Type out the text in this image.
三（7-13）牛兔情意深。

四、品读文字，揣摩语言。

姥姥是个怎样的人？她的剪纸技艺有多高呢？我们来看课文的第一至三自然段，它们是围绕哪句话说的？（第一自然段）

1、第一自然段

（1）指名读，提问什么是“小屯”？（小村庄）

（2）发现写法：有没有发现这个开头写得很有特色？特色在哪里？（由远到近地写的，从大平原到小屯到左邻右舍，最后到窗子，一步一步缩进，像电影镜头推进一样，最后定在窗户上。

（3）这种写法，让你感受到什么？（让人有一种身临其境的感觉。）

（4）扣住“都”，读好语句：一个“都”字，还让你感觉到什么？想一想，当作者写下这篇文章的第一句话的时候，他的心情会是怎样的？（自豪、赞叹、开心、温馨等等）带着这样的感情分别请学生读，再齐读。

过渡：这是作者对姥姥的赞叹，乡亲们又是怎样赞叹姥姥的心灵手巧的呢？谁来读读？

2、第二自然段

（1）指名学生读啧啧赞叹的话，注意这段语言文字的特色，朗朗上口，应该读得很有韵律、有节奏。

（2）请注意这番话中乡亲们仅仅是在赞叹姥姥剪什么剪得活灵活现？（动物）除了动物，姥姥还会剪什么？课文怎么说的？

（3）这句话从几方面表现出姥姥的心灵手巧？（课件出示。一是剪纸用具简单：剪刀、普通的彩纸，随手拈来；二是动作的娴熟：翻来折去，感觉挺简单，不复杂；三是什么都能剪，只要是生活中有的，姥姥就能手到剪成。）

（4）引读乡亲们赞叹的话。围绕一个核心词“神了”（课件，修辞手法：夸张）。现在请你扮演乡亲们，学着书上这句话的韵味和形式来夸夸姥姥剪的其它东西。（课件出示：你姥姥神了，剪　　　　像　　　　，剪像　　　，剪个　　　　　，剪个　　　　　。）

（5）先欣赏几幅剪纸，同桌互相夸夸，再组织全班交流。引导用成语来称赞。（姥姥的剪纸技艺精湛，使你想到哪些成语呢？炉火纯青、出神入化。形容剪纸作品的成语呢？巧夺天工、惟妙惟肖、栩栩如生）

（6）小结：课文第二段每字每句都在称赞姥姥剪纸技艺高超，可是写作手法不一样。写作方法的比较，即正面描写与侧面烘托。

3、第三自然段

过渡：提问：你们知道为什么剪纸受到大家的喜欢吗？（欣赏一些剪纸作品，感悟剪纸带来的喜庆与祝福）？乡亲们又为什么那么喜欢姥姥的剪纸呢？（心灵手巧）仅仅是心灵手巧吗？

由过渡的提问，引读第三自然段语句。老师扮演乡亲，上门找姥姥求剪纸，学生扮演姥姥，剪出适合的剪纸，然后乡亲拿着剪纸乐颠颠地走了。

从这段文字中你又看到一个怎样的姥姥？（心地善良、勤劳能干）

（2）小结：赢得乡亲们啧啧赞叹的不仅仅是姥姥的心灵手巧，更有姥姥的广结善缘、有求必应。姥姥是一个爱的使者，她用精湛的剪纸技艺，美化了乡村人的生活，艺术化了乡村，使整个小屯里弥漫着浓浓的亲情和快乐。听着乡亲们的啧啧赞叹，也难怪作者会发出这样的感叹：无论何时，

* Task prompt: Using the entries above, state how many lines include the word "第一自然段", with no other words.

* Solution for this exercise: 2